▶ **Passage**:
=-=-=-=-=
To make GST compliance simple for small businesses, the government introduced the option to use the composition scheme. No ITC is provided, and the assessee must pay output tax at the lowest rate, according to the Scheme. Additionally, the assesee must submit quarterly and annual returns rather than monthly returns.

Key features of Composition Scheme

 The following are some of the primary GST composition scheme’s rules:

  • Eligibility: This scheme is not open to everyone. It is only for taxpayers whose aggregate turnover does not exceed Rs. 1.5 crore/75 lakh in a financial year so it is GST composition scheme limit.
  • Rate of Taxation: The recommended tax rate under scheme will be less than the standard GST rate but not less than 1% of the turnover throughout the financial year. The GST composition scheme’s tax rates are predicted to range between 1% and 3% individually. Rate of GST for Manufacturers & Traders of Goods is 1% of turnover. Restaurant Owners is 5% of Turnover and Service Providers is 6% of turnover.
  • Not eligible for Input Tax Credit: According to section 16, products, and services on which the Composition Tax (under section 8) has been paid do not qualify for the Input Tax Credit in GST.
  • Intrastate supplies: This scheme is only available to local suppliers, i.e., those who provide within a state. Interstate suppliers will be subject to standard GST legislation.
  • Voluntary Application: For GST Composition Scheme benefits, taxpayers must voluntarily register annually. The taxpayer would be shifted to a regular program if his turnover exceeds Rs. 75 lakh/1.5 crores. All VAT Composition Scheme taxpayers must voluntarily enrol for this scheme.
  • Quarterly/Yearly Return: Instead of filing 3-4 returns monthly, taxpayers registered under this program will just have to file one return every quarter and a yearly return.
  • Bill of Supply: This plan requires taxpayers to submit a bill of supply instead of a tax invoice.
  • Penalty: If a taxable person is ineligible for this plan, the tax authorities can issue a penalty equal to his tax burden. Thus, choosing this strategy and paying taxes requires caution.

Advantages of Composition Scheme

 The following are the advantages of registering under composition scheme:

  • Less compliance (with filing returns, keeping books of records, and sending out bills).
=-=-=-=-=
▶ **Supplied data**:
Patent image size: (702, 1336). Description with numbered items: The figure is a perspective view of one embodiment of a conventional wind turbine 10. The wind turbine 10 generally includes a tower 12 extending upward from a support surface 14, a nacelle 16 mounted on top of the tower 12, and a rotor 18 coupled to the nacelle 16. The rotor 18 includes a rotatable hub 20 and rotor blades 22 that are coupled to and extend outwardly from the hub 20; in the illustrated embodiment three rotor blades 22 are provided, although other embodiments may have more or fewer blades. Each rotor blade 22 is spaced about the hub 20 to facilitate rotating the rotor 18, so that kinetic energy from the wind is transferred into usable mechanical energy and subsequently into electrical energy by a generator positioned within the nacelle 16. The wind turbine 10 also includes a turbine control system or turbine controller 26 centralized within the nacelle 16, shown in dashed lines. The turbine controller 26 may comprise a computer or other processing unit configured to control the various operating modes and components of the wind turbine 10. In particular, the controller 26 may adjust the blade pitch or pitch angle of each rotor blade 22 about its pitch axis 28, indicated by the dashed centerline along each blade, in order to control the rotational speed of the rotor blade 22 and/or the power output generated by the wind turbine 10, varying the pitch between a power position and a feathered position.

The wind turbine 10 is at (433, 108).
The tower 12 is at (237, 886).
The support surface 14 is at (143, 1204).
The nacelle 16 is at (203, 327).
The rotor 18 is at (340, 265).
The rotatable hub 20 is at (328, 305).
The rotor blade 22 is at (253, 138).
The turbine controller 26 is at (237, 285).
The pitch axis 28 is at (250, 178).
=-=-=-=-=
▶ **Your tasks**:
A. Edit the passage on the GST composition scheme, starting with "To make GST" and going on through "than monthly returns.", and replace "quarterly" with "half-yearly".
B. Answer these questions from the passage on the GST composition scheme:
(i) What rate of GST applies to restaurant owners under the scheme?
(ii) What document must taxpayers under this plan submit instead of a tax invoice?
(iii) To which suppliers is the scheme available?
C. Extend the passage on the GST composition scheme from the point where it stops.

▶ **Responses to the tasks**:
A.
To make GST compliance simple for small businesses, the government introduced the option to use the composition scheme. No ITC is provided, and the assessee must pay output tax at the lowest rate, according to the Scheme. Additionally, the assesee must submit half-yearly and annual returns rather than monthly returns.

B.
(i) 5% of turnover.
(ii) A bill of supply.
(iii) Local suppliers, meaning those who provide within a state.

C.
  • Tax exposure is limited.
  • High liquidity because of low taxes.

Disadvantages of Composition Scheme

 Registering under GST composition scheme has certain drawbacks:

  • Limited business territory. The dealer cannot transact interstate.
  • No Input Tax Credit for composition traders.
  • GST-exempt goods such as alcohol and e-commerce goods cannot be sold by the taxpayer.

However, In the recent budget, intrastate E-Commerce Operator sellers can choose composition under certain conditions. The law will be changed after notification (notification forthcoming).

Conditions to be satisfied to opt for composition scheme

 To choose a composition scheme, the following conditions must be met:

  • A dealer who chooses the composition plan cannot claim an Input Tax Credit under GST.
  • The merchant cannot sell commodities that are not subject to GST, such as alcohol.
  • For transactions involving the Reverse Charge Mechanism, the taxpayer must pay tax at regular rates.
  • If a taxable person operates many enterprises (such as textiles, electrical accessories, groceries, and so on) under the same PAN, they must register all of them under the system collectively or opt out of it.
  • The taxpayer must include the phrase ‘composition taxable person’ on every notice or signboard conspicuously placed at their place of business.
  • The taxpayer must include the phrase ‘composition taxable person’ on every bill of supply he issues.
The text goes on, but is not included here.